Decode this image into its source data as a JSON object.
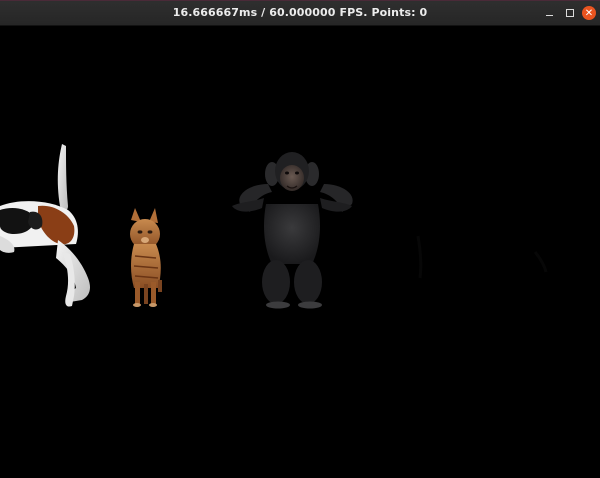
{
  "window": {
    "title": "16.666667ms / 60.000000 FPS. Points: 0",
    "controls": {
      "minimize": "minimize",
      "maximize": "maximize",
      "close": "close"
    }
  },
  "scene": {
    "background": "#000000",
    "objects": [
      {
        "name": "dog",
        "icon": "dog-model"
      },
      {
        "name": "cat",
        "icon": "cat-model"
      },
      {
        "name": "chimpanzee",
        "icon": "chimpanzee-model"
      }
    ]
  }
}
• • • • •
* **What you should do**: Write out every line of the preceding listing that contains "icon".

* **Exercise result**:
        "icon": "dog-model"
        "icon": "cat-model"
        "icon": "chimpanzee-model"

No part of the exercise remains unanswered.